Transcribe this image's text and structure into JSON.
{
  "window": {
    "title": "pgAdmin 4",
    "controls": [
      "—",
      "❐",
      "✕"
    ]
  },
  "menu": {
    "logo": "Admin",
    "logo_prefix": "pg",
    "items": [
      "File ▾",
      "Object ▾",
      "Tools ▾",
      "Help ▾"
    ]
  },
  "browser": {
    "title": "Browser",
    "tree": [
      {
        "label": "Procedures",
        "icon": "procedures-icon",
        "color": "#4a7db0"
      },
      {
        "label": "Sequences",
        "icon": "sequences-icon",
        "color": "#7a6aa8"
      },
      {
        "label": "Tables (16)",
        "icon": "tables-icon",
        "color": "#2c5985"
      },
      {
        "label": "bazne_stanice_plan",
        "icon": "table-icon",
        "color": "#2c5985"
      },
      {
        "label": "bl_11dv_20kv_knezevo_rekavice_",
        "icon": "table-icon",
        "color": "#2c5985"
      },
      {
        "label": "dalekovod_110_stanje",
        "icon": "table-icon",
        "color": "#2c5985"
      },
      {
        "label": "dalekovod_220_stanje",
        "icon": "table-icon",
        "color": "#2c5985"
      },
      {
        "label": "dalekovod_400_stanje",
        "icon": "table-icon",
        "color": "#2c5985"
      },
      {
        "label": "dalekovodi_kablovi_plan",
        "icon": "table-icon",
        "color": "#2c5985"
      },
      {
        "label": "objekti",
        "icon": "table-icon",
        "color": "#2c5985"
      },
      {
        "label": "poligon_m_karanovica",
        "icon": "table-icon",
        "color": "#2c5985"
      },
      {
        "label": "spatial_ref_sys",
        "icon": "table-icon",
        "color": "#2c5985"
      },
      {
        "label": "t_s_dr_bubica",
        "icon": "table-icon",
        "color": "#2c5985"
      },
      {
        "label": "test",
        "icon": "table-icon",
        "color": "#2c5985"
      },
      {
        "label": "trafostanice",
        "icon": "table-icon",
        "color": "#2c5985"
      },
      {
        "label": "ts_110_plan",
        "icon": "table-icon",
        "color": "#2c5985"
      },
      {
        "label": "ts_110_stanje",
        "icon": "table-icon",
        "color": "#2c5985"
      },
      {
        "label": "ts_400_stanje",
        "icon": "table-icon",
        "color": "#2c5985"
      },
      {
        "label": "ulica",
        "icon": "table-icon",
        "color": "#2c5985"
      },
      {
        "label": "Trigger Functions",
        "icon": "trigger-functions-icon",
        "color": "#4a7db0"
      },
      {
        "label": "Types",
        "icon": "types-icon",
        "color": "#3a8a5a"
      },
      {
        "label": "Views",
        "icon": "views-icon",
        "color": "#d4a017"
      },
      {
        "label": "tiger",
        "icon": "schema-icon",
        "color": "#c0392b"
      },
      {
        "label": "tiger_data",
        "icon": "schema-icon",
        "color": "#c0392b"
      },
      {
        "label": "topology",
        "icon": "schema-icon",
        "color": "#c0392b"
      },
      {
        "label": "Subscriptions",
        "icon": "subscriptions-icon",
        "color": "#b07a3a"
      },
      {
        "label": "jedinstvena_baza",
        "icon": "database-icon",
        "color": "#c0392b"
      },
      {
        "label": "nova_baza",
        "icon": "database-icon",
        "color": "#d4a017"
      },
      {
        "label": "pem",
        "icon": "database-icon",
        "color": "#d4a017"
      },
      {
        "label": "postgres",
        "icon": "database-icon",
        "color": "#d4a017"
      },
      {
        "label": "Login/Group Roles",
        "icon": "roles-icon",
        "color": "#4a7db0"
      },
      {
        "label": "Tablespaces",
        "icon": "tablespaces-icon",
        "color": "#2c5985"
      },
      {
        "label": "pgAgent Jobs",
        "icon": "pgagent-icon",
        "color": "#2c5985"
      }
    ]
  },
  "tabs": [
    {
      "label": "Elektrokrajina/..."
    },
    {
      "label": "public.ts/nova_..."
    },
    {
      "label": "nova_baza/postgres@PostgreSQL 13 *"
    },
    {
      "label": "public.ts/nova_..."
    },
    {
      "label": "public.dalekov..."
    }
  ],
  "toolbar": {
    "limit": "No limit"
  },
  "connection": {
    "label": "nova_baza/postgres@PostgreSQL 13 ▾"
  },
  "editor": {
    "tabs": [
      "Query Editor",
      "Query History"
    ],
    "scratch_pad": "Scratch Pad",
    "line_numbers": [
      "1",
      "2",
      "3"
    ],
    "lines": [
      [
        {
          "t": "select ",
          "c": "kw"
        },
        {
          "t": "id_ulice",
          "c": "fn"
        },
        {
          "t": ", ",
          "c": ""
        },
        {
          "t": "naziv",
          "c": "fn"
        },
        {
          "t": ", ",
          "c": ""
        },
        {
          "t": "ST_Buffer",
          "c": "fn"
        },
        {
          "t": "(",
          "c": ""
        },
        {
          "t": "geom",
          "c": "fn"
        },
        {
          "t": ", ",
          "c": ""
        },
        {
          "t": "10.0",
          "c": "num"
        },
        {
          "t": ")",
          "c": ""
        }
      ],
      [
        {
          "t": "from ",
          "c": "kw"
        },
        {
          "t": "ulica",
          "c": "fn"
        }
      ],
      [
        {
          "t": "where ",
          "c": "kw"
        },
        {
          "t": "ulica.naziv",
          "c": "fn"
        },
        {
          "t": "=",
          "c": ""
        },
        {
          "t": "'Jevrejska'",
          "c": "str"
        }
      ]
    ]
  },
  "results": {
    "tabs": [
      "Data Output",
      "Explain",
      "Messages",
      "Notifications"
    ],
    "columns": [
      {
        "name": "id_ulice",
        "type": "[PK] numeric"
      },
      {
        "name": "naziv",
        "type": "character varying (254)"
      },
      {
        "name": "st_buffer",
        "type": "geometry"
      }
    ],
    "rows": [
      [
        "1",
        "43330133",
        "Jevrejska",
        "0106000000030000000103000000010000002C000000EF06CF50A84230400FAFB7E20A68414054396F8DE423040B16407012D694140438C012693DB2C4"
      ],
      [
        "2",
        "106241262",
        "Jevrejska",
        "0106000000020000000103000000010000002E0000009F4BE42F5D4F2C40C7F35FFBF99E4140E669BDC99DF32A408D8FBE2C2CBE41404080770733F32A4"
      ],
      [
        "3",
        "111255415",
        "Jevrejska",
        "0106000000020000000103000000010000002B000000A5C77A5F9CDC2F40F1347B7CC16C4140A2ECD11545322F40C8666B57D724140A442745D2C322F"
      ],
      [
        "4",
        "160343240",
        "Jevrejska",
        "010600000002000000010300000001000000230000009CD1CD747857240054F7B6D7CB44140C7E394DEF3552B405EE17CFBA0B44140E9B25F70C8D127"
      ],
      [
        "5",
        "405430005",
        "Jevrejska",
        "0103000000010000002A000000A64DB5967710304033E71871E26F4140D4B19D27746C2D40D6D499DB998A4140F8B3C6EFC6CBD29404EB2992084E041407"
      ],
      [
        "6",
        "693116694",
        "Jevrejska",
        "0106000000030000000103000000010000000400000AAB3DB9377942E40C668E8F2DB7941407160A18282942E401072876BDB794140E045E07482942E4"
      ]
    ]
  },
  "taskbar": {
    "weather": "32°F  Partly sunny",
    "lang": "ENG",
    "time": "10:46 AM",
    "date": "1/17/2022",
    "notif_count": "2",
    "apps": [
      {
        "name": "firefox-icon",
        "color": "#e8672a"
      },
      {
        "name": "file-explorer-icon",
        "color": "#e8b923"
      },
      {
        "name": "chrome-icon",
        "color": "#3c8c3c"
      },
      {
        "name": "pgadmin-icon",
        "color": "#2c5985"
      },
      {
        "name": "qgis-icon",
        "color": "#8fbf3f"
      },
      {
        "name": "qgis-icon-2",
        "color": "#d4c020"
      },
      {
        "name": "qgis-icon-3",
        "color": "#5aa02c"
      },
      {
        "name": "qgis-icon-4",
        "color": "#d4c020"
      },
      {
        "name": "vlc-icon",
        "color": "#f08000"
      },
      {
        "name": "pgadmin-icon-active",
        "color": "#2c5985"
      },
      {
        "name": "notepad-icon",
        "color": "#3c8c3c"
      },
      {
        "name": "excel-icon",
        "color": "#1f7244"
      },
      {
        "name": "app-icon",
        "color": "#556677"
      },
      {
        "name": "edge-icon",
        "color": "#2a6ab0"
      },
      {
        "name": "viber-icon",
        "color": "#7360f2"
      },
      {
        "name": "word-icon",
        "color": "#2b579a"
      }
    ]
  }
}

#### Work to complete:
Pull out all lines containing "postgres".

#### Exercise solution:
        "label": "postgres",
      "label": "nova_baza/postgres@PostgreSQL 13 *"
    "label": "nova_baza/postgres@PostgreSQL 13 ▾"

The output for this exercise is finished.